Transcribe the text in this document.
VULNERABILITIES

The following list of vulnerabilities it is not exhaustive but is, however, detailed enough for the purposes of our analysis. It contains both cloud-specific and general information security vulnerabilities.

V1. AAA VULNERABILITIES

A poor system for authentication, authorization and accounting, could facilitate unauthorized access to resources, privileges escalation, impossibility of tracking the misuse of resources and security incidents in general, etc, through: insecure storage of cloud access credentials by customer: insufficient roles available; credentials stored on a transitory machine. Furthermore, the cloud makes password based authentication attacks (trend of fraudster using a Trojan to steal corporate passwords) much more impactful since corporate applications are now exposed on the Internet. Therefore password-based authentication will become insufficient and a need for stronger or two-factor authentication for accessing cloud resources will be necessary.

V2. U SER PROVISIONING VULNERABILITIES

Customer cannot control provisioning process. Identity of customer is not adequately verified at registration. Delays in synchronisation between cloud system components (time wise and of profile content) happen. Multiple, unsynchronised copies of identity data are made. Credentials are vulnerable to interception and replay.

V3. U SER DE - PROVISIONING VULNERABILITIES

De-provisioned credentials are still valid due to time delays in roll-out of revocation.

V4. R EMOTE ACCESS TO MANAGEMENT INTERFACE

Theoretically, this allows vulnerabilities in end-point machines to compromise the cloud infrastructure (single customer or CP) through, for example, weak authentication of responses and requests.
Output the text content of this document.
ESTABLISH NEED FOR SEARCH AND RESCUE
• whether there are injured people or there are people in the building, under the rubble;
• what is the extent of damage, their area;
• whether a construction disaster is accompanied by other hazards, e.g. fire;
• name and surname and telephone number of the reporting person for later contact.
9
* * *
• **Short task**
Find the lines containing "authentication" and pull them out.

• **Result for this task**
A poor system for authentication, authorization and accounting, could facilitate unauthorized access to resources, privileges escalation, impossibility of tracking the misuse of resources and security incidents in general, etc, through: insecure storage of cloud access credentials by customer: insufficient roles available; credentials stored on a transitory machine. Furthermore, the cloud makes password based authentication attacks (trend of fraudster using a Trojan to steal corporate passwords) much more impactful since corporate applications are now exposed on the Internet. Therefore password-based authentication will become insufficient and a need for stronger or two-factor authentication for accessing cloud resources will be necessary.
Theoretically, this allows vulnerabilities in end-point machines to compromise the cloud infrastructure (single customer or CP) through, for example, weak authentication of responses and requests.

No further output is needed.